- **PROBLEM STATEMENT**: Repeat the records below exactly.

[Data entries for graphics]
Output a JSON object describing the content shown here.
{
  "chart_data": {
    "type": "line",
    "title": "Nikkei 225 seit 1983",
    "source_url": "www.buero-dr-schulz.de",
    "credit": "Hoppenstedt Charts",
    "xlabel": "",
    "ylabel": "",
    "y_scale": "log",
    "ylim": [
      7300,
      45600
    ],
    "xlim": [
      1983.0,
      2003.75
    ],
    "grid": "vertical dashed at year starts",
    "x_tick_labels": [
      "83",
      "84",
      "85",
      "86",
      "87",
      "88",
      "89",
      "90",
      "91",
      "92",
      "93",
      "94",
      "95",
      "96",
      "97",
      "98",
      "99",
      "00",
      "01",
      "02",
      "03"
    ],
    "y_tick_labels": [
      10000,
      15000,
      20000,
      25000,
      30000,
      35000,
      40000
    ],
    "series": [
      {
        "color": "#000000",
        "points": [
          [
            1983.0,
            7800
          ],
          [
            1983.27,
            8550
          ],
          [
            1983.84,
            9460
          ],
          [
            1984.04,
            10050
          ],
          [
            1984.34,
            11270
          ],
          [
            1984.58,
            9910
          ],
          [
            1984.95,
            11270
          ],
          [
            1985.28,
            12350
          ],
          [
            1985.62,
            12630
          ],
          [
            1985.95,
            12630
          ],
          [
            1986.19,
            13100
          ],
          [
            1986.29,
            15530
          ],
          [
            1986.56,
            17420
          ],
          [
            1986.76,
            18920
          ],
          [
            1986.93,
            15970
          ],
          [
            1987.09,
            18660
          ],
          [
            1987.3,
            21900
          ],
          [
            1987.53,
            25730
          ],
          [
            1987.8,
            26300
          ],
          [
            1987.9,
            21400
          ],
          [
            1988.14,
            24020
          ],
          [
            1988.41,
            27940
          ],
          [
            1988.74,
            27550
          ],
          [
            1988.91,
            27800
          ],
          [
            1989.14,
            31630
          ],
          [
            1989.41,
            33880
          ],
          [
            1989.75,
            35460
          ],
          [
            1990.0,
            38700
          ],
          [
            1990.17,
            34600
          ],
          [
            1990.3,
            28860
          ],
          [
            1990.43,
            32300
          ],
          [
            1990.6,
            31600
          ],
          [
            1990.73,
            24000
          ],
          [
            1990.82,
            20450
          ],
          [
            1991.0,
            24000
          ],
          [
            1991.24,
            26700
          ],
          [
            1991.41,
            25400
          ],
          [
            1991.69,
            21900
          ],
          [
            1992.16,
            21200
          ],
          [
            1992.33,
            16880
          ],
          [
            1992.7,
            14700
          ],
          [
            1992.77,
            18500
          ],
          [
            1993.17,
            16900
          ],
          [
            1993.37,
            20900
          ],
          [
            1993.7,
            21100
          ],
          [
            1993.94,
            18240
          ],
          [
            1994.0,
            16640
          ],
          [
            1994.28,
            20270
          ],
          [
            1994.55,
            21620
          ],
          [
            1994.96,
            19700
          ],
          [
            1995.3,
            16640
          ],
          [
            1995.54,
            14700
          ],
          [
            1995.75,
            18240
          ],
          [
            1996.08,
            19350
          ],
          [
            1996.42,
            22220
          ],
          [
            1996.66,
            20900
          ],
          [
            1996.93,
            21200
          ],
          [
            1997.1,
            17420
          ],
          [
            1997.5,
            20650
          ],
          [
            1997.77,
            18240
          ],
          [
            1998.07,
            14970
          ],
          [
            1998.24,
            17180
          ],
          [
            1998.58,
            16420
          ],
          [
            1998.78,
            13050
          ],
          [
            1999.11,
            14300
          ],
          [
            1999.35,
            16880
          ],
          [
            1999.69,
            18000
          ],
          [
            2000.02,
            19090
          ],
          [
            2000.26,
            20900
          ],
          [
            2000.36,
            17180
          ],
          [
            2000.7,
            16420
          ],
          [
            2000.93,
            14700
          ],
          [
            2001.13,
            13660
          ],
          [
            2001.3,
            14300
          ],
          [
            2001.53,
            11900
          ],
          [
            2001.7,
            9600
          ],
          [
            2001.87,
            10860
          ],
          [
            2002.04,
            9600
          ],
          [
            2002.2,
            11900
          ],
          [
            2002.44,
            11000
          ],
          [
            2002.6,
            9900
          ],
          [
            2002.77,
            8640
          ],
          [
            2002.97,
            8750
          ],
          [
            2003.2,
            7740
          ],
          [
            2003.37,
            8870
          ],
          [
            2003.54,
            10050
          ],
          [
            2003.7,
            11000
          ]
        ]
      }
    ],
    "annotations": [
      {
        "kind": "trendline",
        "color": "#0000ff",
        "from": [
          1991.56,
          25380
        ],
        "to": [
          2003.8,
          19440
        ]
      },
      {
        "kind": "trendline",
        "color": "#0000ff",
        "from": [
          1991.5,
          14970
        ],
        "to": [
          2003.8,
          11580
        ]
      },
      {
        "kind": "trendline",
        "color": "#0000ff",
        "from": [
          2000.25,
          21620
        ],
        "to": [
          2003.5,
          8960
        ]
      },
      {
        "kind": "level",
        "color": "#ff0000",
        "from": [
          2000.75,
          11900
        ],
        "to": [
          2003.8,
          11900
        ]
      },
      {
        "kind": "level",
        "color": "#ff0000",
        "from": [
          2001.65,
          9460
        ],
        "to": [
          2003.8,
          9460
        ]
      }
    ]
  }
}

- **IN RESPONSE**:
Output a JSON object describing the content shown here.
{
  "chart_data": {
    "type": "line",
    "title": "Nikkei 225 seit 1983",
    "source_url": "www.buero-dr-schulz.de",
    "credit": "Hoppenstedt Charts",
    "xlabel": "",
    "ylabel": "",
    "y_scale": "log",
    "ylim": [
      7300,
      45600
    ],
    "xlim": [
      1983.0,
      2003.75
    ],
    "grid": "vertical dashed at year starts",
    "x_tick_labels": [
      "83",
      "84",
      "85",
      "86",
      "87",
      "88",
      "89",
      "90",
      "91",
      "92",
      "93",
      "94",
      "95",
      "96",
      "97",
      "98",
      "99",
      "00",
      "01",
      "02",
      "03"
    ],
    "y_tick_labels": [
      10000,
      15000,
      20000,
      25000,
      30000,
      35000,
      40000
    ],
    "series": [
      {
        "color": "#000000",
        "points": [
          [
            1983.0,
            7800
          ],
          [
            1983.27,
            8550
          ],
          [
            1983.84,
            9460
          ],
          [
            1984.04,
            10050
          ],
          [
            1984.34,
            11270
          ],
          [
            1984.58,
            9910
          ],
          [
            1984.95,
            11270
          ],
          [
            1985.28,
            12350
          ],
          [
            1985.62,
            12630
          ],
          [
            1985.95,
            12630
          ],
          [
            1986.19,
            13100
          ],
          [
            1986.29,
            15530
          ],
          [
            1986.56,
            17420
          ],
          [
            1986.76,
            18920
          ],
          [
            1986.93,
            15970
          ],
          [
            1987.09,
            18660
          ],
          [
            1987.3,
            21900
          ],
          [
            1987.53,
            25730
          ],
          [
            1987.8,
            26300
          ],
          [
            1987.9,
            21400
          ],
          [
            1988.14,
            24020
          ],
          [
            1988.41,
            27940
          ],
          [
            1988.74,
            27550
          ],
          [
            1988.91,
            27800
          ],
          [
            1989.14,
            31630
          ],
          [
            1989.41,
            33880
          ],
          [
            1989.75,
            35460
          ],
          [
            1990.0,
            38700
          ],
          [
            1990.17,
            34600
          ],
          [
            1990.3,
            28860
          ],
          [
            1990.43,
            32300
          ],
          [
            1990.6,
            31600
          ],
          [
            1990.73,
            24000
          ],
          [
            1990.82,
            20450
          ],
          [
            1991.0,
            24000
          ],
          [
            1991.24,
            26700
          ],
          [
            1991.41,
            25400
          ],
          [
            1991.69,
            21900
          ],
          [
            1992.16,
            21200
          ],
          [
            1992.33,
            16880
          ],
          [
            1992.7,
            14700
          ],
          [
            1992.77,
            18500
          ],
          [
            1993.17,
            16900
          ],
          [
            1993.37,
            20900
          ],
          [
            1993.7,
            21100
          ],
          [
            1993.94,
            18240
          ],
          [
            1994.0,
            16640
          ],
          [
            1994.28,
            20270
          ],
          [
            1994.55,
            21620
          ],
          [
            1994.96,
            19700
          ],
          [
            1995.3,
            16640
          ],
          [
            1995.54,
            14700
          ],
          [
            1995.75,
            18240
          ],
          [
            1996.08,
            19350
          ],
          [
            1996.42,
            22220
          ],
          [
            1996.66,
            20900
          ],
          [
            1996.93,
            21200
          ],
          [
            1997.1,
            17420
          ],
          [
            1997.5,
            20650
          ],
          [
            1997.77,
            18240
          ],
          [
            1998.07,
            14970
          ],
          [
            1998.24,
            17180
          ],
          [
            1998.58,
            16420
          ],
          [
            1998.78,
            13050
          ],
          [
            1999.11,
            14300
          ],
          [
            1999.35,
            16880
          ],
          [
            1999.69,
            18000
          ],
          [
            2000.02,
            19090
          ],
          [
            2000.26,
            20900
          ],
          [
            2000.36,
            17180
          ],
          [
            2000.7,
            16420
          ],
          [
            2000.93,
            14700
          ],
          [
            2001.13,
            13660
          ],
          [
            2001.3,
            14300
          ],
          [
            2001.53,
            11900
          ],
          [
            2001.7,
            9600
          ],
          [
            2001.87,
            10860
          ],
          [
            2002.04,
            9600
          ],
          [
            2002.2,
            11900
          ],
          [
            2002.44,
            11000
          ],
          [
            2002.6,
            9900
          ],
          [
            2002.77,
            8640
          ],
          [
            2002.97,
            8750
          ],
          [
            2003.2,
            7740
          ],
          [
            2003.37,
            8870
          ],
          [
            2003.54,
            10050
          ],
          [
            2003.7,
            11000
          ]
        ]
      }
    ],
    "annotations": [
      {
        "kind": "trendline",
        "color": "#0000ff",
        "from": [
          1991.56,
          25380
        ],
        "to": [
          2003.8,
          19440
        ]
      },
      {
        "kind": "trendline",
        "color": "#0000ff",
        "from": [
          1991.5,
          14970
        ],
        "to": [
          2003.8,
          11580
        ]
      },
      {
        "kind": "trendline",
        "color": "#0000ff",
        "from": [
          2000.25,
          21620
        ],
        "to": [
          2003.5,
          8960
        ]
      },
      {
        "kind": "level",
        "color": "#ff0000",
        "from": [
          2000.75,
          11900
        ],
        "to": [
          2003.8,
          11900
        ]
      },
      {
        "kind": "level",
        "color": "#ff0000",
        "from": [
          2001.65,
          9460
        ],
        "to": [
          2003.8,
          9460
        ]
      }
    ]
  }
}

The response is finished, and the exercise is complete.